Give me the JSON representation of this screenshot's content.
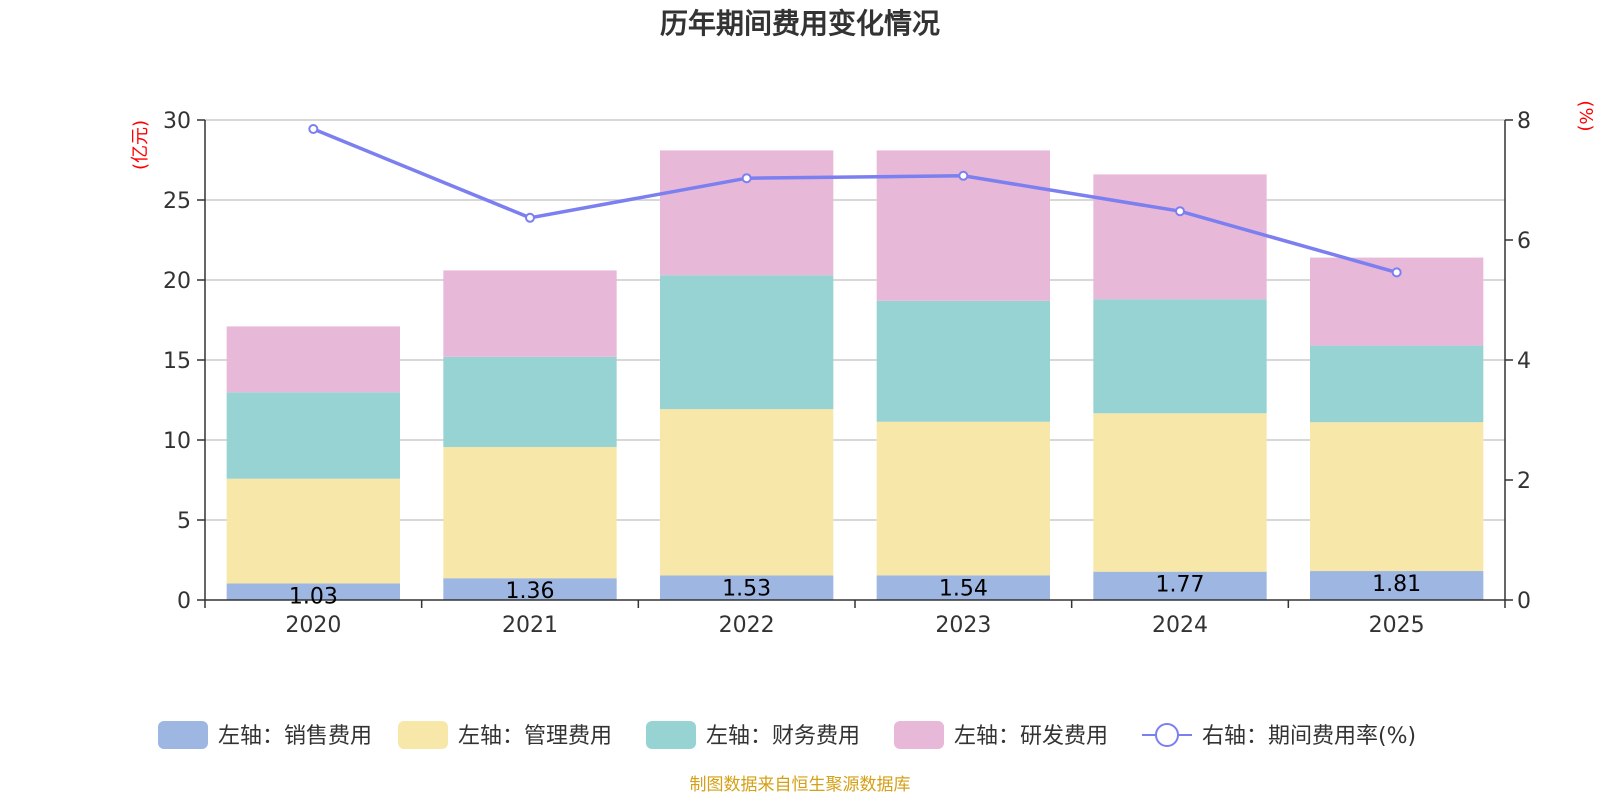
{
  "chart_data": {
    "type": "bar",
    "title": "历年期间费用变化情况",
    "categories": [
      "2020",
      "2021",
      "2022",
      "2023",
      "2024",
      "2025"
    ],
    "left_axis": {
      "unit": "(亿元)",
      "ylim": [
        0,
        30
      ],
      "ticks": [
        "0",
        "5",
        "10",
        "15",
        "20",
        "25",
        "30"
      ]
    },
    "right_axis": {
      "unit": "(%)",
      "ylim": [
        0,
        8
      ],
      "ticks": [
        "0",
        "2",
        "4",
        "6",
        "8"
      ]
    },
    "series": [
      {
        "name": "左轴：销售费用",
        "kind": "bar",
        "color": "#9db6e2",
        "values": [
          1.03,
          1.36,
          1.53,
          1.54,
          1.77,
          1.81
        ],
        "labels": [
          "1.03",
          "1.36",
          "1.53",
          "1.54",
          "1.77",
          "1.81"
        ]
      },
      {
        "name": "左轴：管理费用",
        "kind": "bar",
        "color": "#f7e7a8",
        "values": [
          6.55,
          8.2,
          10.4,
          9.6,
          9.9,
          9.3
        ]
      },
      {
        "name": "左轴：财务费用",
        "kind": "bar",
        "color": "#98d3d4",
        "values": [
          5.4,
          5.64,
          8.37,
          7.56,
          7.13,
          4.79
        ]
      },
      {
        "name": "左轴：研发费用",
        "kind": "bar",
        "color": "#e7b8d8",
        "values": [
          4.12,
          5.4,
          7.8,
          9.4,
          7.8,
          5.5
        ]
      },
      {
        "name": "右轴：期间费用率(%)",
        "kind": "line",
        "color": "#7b7ff0",
        "values": [
          7.85,
          6.37,
          7.03,
          7.07,
          6.48,
          5.46
        ]
      }
    ],
    "legend_position": "bottom",
    "grid": true
  },
  "source": "制图数据来自恒生聚源数据库"
}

▶ _EXERCISE BRIEF_:
The pictures should not appear in the copy; every other part of the records above must be returned exactly.

▶ _CORRECT RESULT_:
Give me the JSON representation of this screenshot's content.
{
  "chart_data": {
    "type": "bar",
    "title": "历年期间费用变化情况",
    "categories": [
      "2020",
      "2021",
      "2022",
      "2023",
      "2024",
      "2025"
    ],
    "left_axis": {
      "unit": "(亿元)",
      "ylim": [
        0,
        30
      ],
      "ticks": [
        "0",
        "5",
        "10",
        "15",
        "20",
        "25",
        "30"
      ]
    },
    "right_axis": {
      "unit": "(%)",
      "ylim": [
        0,
        8
      ],
      "ticks": [
        "0",
        "2",
        "4",
        "6",
        "8"
      ]
    },
    "series": [
      {
        "name": "左轴：销售费用",
        "kind": "bar",
        "color": "#9db6e2",
        "values": [
          1.03,
          1.36,
          1.53,
          1.54,
          1.77,
          1.81
        ],
        "labels": [
          "1.03",
          "1.36",
          "1.53",
          "1.54",
          "1.77",
          "1.81"
        ]
      },
      {
        "name": "左轴：管理费用",
        "kind": "bar",
        "color": "#f7e7a8",
        "values": [
          6.55,
          8.2,
          10.4,
          9.6,
          9.9,
          9.3
        ]
      },
      {
        "name": "左轴：财务费用",
        "kind": "bar",
        "color": "#98d3d4",
        "values": [
          5.4,
          5.64,
          8.37,
          7.56,
          7.13,
          4.79
        ]
      },
      {
        "name": "左轴：研发费用",
        "kind": "bar",
        "color": "#e7b8d8",
        "values": [
          4.12,
          5.4,
          7.8,
          9.4,
          7.8,
          5.5
        ]
      },
      {
        "name": "右轴：期间费用率(%)",
        "kind": "line",
        "color": "#7b7ff0",
        "values": [
          7.85,
          6.37,
          7.03,
          7.07,
          6.48,
          5.46
        ]
      }
    ],
    "legend_position": "bottom",
    "grid": true
  },
  "source": "制图数据来自恒生聚源数据库"
}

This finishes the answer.